**Exercise directions:** Compile every line that includes the word "Sino".

Dataset entries:
______

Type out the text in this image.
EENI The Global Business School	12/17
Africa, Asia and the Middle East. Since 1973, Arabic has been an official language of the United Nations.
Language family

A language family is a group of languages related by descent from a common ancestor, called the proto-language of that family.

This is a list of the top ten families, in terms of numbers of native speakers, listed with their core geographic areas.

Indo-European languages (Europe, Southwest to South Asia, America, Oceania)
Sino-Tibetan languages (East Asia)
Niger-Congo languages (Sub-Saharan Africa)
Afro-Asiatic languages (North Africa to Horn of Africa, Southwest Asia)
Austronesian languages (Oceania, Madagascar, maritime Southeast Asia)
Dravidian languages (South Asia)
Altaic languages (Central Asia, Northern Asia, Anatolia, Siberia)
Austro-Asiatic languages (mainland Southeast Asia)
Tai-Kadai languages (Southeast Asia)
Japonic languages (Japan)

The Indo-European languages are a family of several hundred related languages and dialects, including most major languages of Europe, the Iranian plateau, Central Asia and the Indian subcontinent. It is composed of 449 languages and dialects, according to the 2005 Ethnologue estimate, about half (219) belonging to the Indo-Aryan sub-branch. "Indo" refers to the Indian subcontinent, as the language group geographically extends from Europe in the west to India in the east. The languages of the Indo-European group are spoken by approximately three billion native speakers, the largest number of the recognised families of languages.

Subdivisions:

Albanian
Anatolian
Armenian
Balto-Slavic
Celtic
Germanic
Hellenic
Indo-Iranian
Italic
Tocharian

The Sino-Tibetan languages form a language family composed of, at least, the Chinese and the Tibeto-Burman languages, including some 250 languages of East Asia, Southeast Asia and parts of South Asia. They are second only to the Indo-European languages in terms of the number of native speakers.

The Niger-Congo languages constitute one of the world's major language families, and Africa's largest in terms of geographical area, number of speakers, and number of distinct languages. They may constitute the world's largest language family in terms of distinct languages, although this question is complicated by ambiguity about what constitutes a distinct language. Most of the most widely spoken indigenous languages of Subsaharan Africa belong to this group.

______

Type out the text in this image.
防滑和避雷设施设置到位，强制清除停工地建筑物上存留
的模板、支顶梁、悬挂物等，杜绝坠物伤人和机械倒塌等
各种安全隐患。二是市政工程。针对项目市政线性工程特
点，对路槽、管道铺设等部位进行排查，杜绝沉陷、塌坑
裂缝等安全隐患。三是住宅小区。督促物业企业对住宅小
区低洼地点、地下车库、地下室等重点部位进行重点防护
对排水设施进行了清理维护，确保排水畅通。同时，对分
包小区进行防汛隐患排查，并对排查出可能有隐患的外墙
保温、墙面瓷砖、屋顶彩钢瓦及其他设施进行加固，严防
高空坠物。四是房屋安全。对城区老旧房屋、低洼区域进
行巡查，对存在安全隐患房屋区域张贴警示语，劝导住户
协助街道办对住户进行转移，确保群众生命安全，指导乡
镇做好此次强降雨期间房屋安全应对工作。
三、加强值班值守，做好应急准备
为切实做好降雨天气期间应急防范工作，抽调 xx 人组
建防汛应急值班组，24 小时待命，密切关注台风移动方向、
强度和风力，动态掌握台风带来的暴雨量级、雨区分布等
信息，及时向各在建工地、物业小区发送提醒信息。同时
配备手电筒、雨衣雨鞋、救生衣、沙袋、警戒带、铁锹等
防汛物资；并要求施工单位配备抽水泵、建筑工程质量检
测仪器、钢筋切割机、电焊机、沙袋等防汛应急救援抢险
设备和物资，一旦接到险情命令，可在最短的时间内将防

______

**Output below:**
Sino-Tibetan languages (East Asia)
The Sino-Tibetan languages form a language family composed of, at least, the Chinese and the Tibeto-Burman languages, including some 250 languages of East Asia, Southeast Asia and parts of South Asia. They are second only to the Indo-European languages in terms of the number of native speakers.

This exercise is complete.